▸ Exercise task
Among the lines listed below, count those that include the string "bearing", and state only the count.

▸ Data for the task
* Start *

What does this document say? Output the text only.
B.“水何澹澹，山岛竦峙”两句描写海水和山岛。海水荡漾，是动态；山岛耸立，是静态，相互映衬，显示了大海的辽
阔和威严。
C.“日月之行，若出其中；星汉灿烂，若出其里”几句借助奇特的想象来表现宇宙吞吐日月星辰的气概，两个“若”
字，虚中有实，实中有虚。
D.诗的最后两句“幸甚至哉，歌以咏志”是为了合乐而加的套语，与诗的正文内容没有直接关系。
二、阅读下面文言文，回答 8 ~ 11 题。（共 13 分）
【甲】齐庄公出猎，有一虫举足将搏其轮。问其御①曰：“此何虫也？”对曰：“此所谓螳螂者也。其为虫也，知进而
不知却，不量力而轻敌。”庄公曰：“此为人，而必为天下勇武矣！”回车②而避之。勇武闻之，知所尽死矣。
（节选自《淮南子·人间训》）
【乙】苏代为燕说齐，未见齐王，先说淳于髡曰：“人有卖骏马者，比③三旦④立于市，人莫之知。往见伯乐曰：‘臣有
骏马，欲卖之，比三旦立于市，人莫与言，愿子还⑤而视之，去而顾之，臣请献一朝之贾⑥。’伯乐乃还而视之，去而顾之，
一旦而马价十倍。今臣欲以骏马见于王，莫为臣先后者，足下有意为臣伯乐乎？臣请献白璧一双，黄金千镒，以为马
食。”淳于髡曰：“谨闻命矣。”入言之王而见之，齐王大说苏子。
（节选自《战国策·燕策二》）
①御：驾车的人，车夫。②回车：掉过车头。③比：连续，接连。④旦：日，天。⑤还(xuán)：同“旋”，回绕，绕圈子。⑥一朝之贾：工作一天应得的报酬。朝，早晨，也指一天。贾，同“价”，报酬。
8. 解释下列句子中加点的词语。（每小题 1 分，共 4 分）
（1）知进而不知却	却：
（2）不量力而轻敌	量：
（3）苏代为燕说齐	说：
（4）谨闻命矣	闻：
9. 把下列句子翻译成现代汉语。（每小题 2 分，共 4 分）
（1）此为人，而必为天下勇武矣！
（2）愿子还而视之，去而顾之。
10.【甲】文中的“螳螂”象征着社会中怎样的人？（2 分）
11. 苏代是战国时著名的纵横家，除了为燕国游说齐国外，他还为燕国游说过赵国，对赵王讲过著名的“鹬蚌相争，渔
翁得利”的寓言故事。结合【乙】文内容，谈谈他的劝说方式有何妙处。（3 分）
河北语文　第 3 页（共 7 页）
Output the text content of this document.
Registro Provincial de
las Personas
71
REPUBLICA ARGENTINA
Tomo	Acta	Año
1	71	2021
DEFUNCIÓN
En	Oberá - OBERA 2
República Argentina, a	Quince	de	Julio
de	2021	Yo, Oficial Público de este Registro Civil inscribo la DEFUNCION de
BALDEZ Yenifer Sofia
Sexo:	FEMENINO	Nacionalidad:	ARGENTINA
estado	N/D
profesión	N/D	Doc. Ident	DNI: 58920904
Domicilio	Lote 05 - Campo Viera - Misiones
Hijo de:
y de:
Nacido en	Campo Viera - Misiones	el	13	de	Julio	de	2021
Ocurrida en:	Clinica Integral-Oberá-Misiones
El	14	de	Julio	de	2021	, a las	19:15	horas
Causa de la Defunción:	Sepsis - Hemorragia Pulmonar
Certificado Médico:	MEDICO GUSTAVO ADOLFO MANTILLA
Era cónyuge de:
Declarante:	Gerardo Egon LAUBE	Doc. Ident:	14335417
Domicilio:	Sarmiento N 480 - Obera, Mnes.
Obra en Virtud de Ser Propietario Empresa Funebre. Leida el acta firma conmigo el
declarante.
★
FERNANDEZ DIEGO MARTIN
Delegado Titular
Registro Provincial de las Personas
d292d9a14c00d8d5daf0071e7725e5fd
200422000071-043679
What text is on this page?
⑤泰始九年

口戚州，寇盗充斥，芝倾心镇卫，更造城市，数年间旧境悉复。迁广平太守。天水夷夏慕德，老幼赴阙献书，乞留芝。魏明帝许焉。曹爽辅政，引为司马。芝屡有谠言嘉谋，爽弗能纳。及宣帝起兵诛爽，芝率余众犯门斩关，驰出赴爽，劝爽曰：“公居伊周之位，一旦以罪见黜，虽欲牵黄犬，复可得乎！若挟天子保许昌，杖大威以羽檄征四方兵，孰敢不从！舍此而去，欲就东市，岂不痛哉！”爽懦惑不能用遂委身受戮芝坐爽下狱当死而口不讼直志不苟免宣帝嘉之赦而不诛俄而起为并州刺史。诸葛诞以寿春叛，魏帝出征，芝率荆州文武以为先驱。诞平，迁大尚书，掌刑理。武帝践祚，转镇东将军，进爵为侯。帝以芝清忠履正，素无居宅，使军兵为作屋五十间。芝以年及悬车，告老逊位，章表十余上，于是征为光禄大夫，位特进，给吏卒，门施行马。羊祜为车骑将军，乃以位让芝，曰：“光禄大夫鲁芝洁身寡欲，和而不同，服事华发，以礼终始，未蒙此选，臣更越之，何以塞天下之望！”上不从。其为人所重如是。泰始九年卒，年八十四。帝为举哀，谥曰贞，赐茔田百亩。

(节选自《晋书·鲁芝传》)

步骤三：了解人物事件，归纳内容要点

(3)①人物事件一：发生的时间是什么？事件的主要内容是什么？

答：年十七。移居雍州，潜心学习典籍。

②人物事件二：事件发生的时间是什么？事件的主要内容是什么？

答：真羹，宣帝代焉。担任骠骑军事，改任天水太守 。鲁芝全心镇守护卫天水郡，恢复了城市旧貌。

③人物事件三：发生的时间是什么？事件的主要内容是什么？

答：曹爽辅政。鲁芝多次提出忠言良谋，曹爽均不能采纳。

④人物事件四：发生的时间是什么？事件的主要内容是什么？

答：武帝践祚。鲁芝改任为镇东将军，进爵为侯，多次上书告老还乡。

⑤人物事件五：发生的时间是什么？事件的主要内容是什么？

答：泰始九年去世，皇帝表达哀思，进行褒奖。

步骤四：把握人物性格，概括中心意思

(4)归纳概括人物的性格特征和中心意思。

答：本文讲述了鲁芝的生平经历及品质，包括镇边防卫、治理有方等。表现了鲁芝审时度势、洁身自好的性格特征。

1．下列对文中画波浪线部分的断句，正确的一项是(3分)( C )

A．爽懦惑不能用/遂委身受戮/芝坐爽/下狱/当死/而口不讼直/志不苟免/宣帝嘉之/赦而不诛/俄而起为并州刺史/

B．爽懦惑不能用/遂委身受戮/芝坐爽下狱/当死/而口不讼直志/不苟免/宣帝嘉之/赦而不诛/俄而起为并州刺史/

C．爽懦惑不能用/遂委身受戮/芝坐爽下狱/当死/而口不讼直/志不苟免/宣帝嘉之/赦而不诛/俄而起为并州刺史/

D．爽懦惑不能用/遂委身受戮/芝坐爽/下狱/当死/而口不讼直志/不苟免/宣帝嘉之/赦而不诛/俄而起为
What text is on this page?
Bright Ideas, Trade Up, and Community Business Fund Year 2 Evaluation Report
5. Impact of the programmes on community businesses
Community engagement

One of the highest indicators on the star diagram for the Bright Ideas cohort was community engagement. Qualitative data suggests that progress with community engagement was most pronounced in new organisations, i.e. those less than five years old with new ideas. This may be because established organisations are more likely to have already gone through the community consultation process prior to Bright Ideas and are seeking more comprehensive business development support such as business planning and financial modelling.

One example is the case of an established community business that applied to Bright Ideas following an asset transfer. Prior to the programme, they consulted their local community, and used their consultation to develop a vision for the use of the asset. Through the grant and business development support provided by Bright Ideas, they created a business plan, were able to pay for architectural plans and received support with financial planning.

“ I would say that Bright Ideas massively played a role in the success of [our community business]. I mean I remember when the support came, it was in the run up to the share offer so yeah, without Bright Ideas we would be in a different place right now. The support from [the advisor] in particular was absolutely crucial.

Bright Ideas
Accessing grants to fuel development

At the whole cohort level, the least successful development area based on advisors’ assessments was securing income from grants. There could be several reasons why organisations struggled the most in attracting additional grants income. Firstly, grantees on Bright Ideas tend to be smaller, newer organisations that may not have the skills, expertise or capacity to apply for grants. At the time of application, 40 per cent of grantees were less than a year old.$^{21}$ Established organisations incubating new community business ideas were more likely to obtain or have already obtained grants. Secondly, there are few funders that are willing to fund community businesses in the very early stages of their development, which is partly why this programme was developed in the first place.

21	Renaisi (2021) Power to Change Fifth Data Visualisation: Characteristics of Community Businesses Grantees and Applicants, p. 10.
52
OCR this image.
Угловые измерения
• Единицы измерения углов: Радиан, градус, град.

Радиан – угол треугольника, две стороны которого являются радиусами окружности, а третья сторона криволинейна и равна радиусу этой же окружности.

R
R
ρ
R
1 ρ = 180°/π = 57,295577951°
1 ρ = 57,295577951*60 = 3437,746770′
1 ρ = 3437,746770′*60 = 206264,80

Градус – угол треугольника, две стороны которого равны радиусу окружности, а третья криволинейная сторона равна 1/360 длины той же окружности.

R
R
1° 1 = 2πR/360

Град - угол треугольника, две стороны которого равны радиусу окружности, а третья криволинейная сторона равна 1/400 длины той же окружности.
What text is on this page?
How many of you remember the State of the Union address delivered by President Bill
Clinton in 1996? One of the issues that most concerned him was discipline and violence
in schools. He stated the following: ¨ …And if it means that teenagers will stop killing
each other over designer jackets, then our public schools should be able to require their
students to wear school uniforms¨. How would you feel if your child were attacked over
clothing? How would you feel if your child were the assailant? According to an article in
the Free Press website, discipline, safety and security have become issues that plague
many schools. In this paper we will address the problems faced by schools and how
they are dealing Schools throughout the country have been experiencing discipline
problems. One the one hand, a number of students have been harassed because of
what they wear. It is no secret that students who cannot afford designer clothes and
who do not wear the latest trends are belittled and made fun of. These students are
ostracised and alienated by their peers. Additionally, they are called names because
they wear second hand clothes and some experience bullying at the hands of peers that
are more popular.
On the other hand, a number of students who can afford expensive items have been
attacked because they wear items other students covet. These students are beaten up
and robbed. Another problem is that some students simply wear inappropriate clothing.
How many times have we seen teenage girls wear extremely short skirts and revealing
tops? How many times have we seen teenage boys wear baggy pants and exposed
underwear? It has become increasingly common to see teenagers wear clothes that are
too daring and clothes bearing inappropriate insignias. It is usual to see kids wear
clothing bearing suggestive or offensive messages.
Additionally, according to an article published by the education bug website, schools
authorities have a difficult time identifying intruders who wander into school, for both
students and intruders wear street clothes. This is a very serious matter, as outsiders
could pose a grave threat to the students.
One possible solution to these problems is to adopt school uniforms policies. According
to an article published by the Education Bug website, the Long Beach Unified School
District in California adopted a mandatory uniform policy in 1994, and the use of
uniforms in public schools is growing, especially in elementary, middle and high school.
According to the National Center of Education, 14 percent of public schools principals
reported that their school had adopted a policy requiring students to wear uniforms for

* End *

▸ Task result
2